Extracted records
++++++++++++++++++++

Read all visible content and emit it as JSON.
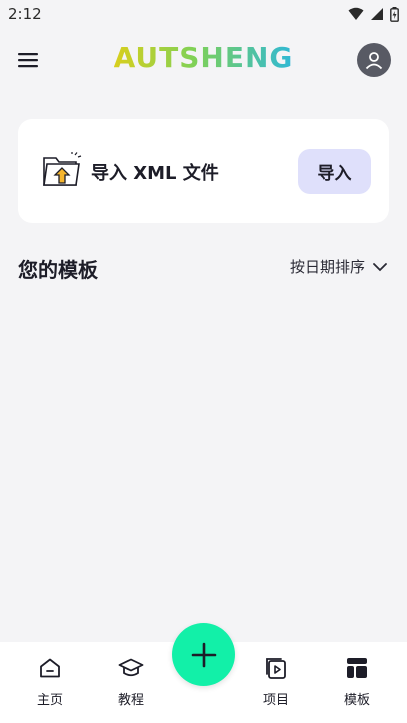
{
  "status_bar": {
    "time": "2:12",
    "icons": [
      "wifi-icon",
      "signal-icon",
      "battery-icon"
    ]
  },
  "app_bar": {
    "logo_text": "AUTSHENG",
    "menu_icon": "menu-icon",
    "avatar_icon": "user-icon"
  },
  "import_card": {
    "label": "导入 XML 文件",
    "button_label": "导入",
    "icon": "folder-upload-icon"
  },
  "templates": {
    "title": "您的模板",
    "sort_label": "按日期排序"
  },
  "bottom_nav": {
    "items": [
      {
        "label": "主页",
        "icon": "home-icon"
      },
      {
        "label": "教程",
        "icon": "graduation-cap-icon"
      },
      {
        "label": "项目",
        "icon": "video-file-icon"
      },
      {
        "label": "模板",
        "icon": "template-icon"
      }
    ],
    "fab_icon": "plus-icon"
  },
  "colors": {
    "fab": "#12f0a8",
    "import_button_bg": "#dfe0fb",
    "avatar_bg": "#585a64",
    "page_bg": "#f4f4f6"
  }
}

++++++++++++++++++++

§ REQUEST
From the material above, copy everything exactly but the pictures.

§ SOLUTION
Read all visible content and emit it as JSON.
{
  "status_bar": {
    "time": "2:12",
    "icons": [
      "wifi-icon",
      "signal-icon",
      "battery-icon"
    ]
  },
  "app_bar": {
    "logo_text": "AUTSHENG",
    "menu_icon": "menu-icon",
    "avatar_icon": "user-icon"
  },
  "import_card": {
    "label": "导入 XML 文件",
    "button_label": "导入",
    "icon": "folder-upload-icon"
  },
  "templates": {
    "title": "您的模板",
    "sort_label": "按日期排序"
  },
  "bottom_nav": {
    "items": [
      {
        "label": "主页",
        "icon": "home-icon"
      },
      {
        "label": "教程",
        "icon": "graduation-cap-icon"
      },
      {
        "label": "项目",
        "icon": "video-file-icon"
      },
      {
        "label": "模板",
        "icon": "template-icon"
      }
    ],
    "fab_icon": "plus-icon"
  },
  "colors": {
    "fab": "#12f0a8",
    "import_button_bg": "#dfe0fb",
    "avatar_bg": "#585a64",
    "page_bg": "#f4f4f6"
  }
}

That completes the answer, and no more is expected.